EXERCISE AIM: Pull each line holding the word "不计空气阻力" from the data.

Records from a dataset
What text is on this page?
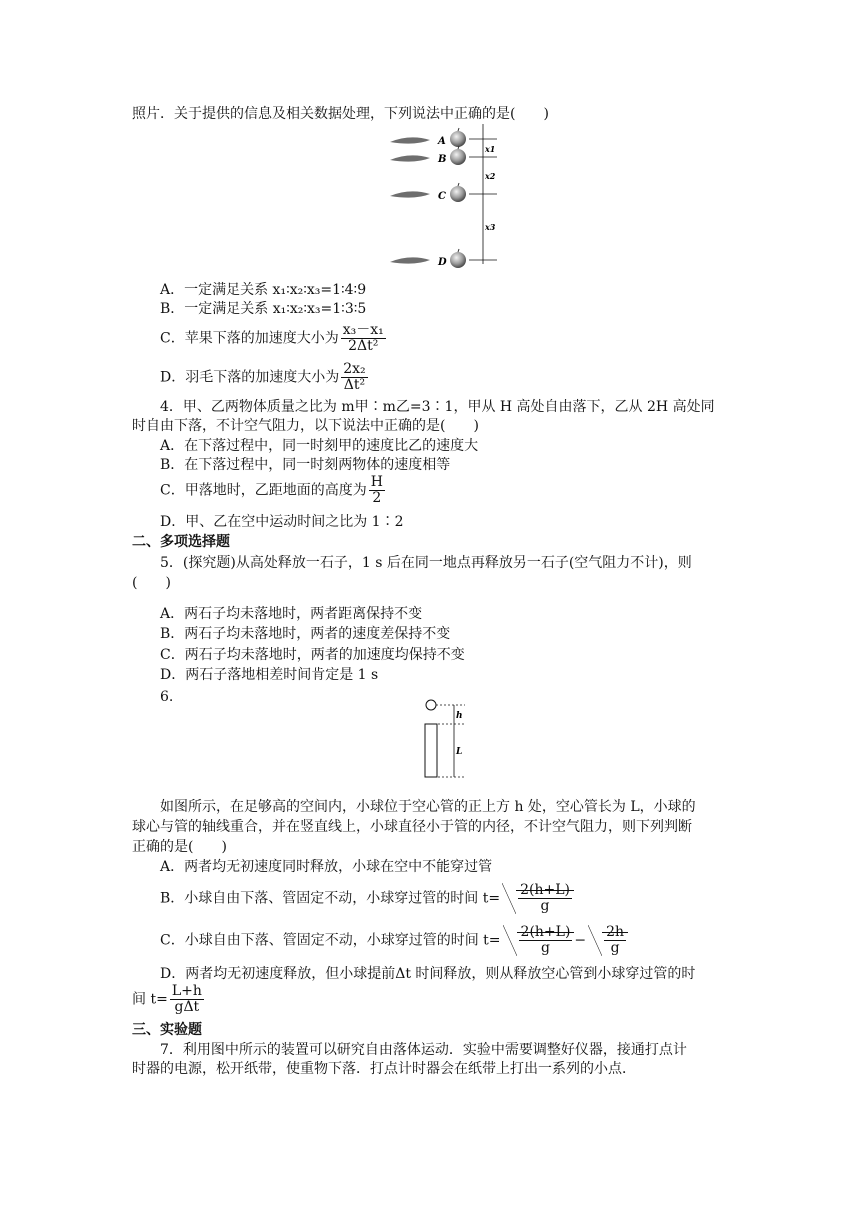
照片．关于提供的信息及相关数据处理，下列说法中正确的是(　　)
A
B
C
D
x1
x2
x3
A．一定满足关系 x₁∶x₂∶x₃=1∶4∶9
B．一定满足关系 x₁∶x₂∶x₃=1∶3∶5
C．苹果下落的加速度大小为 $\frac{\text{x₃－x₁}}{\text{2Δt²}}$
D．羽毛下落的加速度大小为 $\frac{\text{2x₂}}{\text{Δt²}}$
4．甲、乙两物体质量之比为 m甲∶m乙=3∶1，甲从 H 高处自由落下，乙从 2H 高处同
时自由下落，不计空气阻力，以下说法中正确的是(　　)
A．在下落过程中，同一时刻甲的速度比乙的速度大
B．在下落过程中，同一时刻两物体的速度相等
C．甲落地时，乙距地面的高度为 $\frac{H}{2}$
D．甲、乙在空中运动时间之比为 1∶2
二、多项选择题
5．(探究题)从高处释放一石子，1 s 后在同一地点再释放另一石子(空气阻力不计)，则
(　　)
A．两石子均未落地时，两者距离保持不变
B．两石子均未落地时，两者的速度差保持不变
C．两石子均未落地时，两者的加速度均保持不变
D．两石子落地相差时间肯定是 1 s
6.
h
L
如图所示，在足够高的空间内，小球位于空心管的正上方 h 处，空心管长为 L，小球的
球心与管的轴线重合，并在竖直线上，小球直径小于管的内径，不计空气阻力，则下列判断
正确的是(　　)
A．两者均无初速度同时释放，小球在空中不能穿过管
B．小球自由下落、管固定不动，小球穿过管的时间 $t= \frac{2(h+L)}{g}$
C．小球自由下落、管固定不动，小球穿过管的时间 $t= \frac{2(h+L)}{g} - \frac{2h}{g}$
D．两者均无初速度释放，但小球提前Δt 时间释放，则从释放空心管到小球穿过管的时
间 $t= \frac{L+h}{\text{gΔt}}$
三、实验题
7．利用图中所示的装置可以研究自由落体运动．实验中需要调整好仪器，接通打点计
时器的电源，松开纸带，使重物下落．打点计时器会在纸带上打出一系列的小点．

PROBLEM SOLUTION:
时自由下落，不计空气阻力，以下说法中正确的是(　　)
球心与管的轴线重合，并在竖直线上，小球直径小于管的内径，不计空气阻力，则下列判断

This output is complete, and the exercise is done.